● **Data entries for graphics**
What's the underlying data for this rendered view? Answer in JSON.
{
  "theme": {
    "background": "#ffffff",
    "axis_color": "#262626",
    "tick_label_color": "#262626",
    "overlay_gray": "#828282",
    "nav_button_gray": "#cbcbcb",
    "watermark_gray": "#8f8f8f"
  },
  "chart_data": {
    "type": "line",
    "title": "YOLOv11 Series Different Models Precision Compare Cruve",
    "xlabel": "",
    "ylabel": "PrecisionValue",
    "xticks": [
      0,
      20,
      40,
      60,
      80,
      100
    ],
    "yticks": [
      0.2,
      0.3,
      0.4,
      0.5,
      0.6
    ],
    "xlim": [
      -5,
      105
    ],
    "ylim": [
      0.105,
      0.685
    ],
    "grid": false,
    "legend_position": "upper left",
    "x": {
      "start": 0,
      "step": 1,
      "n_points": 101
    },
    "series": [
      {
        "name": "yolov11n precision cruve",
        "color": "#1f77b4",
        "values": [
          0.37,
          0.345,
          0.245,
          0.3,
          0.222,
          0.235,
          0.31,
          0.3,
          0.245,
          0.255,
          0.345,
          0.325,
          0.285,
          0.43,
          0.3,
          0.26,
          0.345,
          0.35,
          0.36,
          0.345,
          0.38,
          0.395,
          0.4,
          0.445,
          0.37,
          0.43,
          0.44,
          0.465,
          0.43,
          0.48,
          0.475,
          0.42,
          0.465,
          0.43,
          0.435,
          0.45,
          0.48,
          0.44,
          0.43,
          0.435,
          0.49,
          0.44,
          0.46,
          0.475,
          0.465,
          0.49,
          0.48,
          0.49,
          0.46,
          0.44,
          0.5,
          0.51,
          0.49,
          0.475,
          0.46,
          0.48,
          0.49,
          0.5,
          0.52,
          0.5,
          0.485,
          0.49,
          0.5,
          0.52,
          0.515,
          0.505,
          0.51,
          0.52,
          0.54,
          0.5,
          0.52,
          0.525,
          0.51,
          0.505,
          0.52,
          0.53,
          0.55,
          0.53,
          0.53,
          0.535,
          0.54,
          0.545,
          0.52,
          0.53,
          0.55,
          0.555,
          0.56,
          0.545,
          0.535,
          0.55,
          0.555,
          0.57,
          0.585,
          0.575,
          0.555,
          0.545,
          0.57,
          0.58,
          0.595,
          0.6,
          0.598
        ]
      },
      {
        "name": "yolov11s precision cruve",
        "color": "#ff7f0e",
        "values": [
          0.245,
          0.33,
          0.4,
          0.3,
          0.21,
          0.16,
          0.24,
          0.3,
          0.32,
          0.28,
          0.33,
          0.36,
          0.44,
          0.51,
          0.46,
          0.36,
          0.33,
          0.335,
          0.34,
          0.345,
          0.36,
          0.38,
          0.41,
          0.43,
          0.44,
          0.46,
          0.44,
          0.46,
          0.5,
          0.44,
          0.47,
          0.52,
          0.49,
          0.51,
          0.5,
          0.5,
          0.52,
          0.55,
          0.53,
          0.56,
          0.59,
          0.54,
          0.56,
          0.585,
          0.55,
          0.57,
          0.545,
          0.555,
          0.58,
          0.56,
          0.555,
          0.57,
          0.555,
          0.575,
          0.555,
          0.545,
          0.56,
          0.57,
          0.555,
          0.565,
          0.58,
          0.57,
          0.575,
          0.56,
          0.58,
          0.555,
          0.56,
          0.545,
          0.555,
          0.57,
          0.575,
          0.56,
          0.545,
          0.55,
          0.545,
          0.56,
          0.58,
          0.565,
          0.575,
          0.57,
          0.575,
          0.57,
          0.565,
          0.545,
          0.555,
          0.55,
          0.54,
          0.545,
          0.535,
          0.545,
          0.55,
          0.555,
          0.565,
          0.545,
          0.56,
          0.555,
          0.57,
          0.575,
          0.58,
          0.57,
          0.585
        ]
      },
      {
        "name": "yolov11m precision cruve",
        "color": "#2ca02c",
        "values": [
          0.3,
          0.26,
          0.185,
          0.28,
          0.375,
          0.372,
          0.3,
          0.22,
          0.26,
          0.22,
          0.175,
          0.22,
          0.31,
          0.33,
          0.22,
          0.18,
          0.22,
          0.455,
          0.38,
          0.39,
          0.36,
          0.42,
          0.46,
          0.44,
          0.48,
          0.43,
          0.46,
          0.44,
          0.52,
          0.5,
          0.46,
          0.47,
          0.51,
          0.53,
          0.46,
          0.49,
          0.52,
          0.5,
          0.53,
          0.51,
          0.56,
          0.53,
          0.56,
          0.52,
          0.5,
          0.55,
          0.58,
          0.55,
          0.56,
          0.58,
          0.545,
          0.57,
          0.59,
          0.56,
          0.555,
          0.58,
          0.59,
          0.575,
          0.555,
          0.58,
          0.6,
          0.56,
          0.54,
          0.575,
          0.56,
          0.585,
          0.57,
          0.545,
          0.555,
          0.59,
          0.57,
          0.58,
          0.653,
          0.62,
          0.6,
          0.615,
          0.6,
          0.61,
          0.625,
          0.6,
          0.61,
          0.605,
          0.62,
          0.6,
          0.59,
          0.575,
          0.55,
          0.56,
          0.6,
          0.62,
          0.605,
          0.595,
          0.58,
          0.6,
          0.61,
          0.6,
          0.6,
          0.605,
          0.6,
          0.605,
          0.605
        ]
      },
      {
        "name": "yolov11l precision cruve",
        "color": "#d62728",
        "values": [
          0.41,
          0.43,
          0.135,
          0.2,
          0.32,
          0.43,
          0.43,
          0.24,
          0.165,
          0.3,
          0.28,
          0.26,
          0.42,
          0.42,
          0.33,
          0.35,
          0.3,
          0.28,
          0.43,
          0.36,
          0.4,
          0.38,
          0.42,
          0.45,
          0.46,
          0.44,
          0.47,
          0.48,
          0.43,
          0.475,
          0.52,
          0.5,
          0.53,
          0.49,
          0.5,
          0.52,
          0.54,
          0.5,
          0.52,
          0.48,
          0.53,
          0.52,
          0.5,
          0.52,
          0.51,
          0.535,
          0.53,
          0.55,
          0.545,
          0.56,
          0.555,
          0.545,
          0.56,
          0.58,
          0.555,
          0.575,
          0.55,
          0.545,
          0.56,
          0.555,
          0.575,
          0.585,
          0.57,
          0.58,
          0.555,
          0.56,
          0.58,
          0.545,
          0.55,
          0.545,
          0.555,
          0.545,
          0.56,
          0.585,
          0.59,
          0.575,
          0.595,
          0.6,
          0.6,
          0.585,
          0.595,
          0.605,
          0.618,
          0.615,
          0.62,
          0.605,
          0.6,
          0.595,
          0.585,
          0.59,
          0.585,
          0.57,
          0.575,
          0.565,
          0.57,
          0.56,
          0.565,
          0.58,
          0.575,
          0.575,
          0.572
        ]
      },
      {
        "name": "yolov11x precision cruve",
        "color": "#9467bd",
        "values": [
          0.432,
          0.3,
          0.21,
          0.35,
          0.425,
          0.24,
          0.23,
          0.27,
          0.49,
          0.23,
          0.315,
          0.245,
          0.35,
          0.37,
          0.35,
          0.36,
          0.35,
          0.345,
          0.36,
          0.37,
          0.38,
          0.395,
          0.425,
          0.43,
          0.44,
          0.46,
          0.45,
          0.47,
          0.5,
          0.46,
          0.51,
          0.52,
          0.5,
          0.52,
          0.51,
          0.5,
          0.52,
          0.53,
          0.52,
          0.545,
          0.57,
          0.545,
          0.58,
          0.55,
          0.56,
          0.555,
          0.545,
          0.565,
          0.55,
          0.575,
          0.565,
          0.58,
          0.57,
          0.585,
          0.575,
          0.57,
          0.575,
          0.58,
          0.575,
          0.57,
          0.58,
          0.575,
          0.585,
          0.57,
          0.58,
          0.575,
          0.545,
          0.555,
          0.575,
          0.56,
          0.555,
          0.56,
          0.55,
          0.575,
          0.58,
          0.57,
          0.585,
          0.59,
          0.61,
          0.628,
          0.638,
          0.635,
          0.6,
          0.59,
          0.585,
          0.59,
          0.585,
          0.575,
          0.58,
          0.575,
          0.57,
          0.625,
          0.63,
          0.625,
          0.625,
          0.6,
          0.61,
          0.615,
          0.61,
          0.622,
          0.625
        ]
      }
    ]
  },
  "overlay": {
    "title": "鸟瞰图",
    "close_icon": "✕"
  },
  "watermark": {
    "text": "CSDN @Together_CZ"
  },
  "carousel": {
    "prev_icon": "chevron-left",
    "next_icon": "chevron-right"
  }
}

● **Written task**
Working from the listing above, pick out every line that has "chevron" and copy it.

● **Answer to the problem**
    "prev_icon": "chevron-left",
    "next_icon": "chevron-right"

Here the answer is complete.